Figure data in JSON
◆ ◆ ◆

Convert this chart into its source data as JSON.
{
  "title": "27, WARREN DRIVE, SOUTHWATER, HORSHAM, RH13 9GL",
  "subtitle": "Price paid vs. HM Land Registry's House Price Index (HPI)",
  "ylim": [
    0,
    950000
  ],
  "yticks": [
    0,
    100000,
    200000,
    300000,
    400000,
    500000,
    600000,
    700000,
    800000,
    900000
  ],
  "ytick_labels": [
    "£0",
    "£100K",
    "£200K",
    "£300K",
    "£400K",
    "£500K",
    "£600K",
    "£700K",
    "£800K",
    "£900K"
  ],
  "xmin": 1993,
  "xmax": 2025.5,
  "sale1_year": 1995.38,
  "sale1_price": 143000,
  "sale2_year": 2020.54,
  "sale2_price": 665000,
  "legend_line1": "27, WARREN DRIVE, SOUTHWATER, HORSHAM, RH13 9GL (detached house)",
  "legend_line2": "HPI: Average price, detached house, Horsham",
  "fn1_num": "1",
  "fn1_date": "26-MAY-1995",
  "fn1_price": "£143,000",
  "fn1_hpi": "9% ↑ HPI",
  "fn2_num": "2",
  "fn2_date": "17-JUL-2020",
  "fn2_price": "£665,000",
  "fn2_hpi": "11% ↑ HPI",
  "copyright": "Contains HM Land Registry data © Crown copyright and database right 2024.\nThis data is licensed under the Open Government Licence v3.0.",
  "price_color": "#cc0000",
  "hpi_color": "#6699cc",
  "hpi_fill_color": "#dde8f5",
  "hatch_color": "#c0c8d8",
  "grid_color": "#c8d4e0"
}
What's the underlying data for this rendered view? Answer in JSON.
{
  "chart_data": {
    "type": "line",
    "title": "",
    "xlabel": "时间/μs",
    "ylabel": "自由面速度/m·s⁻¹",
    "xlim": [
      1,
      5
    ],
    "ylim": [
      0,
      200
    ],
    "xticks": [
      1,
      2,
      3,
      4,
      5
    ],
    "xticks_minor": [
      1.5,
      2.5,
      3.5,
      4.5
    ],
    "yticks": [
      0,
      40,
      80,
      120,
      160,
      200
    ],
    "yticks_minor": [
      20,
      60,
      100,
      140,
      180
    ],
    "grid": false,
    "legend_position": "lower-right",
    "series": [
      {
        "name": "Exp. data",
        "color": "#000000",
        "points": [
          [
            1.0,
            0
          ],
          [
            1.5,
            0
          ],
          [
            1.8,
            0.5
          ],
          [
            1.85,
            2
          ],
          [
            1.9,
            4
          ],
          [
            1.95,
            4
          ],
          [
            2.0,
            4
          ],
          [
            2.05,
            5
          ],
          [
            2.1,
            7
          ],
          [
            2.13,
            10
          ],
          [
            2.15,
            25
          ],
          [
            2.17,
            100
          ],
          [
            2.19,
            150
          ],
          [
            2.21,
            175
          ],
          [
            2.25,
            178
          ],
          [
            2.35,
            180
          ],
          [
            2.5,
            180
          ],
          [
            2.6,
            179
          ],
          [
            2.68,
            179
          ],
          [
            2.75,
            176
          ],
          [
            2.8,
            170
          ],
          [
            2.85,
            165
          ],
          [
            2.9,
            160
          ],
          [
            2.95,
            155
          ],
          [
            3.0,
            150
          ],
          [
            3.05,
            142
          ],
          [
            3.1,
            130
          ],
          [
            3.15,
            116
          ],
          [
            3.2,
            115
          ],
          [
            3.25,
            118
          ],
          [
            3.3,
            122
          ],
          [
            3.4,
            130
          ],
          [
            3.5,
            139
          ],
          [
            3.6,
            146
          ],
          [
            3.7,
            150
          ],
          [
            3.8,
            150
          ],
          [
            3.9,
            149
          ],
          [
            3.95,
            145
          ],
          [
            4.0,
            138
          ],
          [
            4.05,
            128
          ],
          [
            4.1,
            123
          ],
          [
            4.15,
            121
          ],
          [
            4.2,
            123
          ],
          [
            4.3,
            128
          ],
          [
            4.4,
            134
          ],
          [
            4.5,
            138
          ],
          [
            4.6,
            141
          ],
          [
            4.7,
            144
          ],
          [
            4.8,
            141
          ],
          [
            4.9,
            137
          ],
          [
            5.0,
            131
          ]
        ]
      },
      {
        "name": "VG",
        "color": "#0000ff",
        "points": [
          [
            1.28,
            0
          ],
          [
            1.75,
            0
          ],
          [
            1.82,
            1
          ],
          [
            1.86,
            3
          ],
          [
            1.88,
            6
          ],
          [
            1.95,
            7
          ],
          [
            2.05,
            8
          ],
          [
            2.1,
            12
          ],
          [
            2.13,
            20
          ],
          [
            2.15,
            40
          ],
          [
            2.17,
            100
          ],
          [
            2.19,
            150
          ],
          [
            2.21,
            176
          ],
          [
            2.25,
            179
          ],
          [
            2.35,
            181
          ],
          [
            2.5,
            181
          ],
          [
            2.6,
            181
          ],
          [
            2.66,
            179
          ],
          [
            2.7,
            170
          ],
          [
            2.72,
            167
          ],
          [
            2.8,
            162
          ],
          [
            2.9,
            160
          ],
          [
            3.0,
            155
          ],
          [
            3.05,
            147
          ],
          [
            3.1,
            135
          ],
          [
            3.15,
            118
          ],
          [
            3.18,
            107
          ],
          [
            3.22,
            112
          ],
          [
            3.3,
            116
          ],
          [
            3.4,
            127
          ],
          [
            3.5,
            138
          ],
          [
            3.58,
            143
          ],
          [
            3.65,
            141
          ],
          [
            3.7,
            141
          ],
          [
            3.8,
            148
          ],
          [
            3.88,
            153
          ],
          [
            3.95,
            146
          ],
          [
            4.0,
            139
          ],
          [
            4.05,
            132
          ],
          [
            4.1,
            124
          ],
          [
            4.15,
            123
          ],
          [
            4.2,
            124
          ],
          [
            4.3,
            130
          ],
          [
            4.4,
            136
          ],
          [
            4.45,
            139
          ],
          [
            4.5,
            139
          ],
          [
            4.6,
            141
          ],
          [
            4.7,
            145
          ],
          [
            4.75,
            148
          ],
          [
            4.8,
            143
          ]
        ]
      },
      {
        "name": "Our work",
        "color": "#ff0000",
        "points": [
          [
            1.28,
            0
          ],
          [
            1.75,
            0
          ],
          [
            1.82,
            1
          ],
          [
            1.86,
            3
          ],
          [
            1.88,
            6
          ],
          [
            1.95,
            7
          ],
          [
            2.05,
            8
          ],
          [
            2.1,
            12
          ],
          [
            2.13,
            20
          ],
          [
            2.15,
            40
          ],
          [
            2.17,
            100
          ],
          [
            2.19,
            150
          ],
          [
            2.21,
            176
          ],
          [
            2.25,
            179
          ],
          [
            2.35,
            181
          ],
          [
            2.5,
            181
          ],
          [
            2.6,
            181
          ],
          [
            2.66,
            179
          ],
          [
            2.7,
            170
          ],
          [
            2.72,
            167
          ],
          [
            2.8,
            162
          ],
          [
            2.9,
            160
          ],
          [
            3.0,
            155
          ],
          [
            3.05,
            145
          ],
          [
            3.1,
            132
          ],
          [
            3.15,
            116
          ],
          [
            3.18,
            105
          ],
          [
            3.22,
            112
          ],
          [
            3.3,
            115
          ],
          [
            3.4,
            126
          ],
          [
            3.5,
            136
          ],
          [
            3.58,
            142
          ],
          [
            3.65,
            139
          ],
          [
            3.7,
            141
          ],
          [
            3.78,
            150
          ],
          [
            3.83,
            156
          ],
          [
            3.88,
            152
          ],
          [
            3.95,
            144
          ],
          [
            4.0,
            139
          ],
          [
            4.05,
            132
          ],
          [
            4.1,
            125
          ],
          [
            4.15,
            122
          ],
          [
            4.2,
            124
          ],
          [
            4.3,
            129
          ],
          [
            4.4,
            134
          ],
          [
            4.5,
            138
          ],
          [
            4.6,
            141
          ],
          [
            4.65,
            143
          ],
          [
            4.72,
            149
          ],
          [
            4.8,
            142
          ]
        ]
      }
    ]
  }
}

◆ ◆ ◆

- _Task objective_: Pull every line holding "WARREN" out of the records.

- _Exercise response_:
  "title": "27, WARREN DRIVE, SOUTHWATER, HORSHAM, RH13 9GL",
  "legend_line1": "27, WARREN DRIVE, SOUTHWATER, HORSHAM, RH13 9GL (detached house)",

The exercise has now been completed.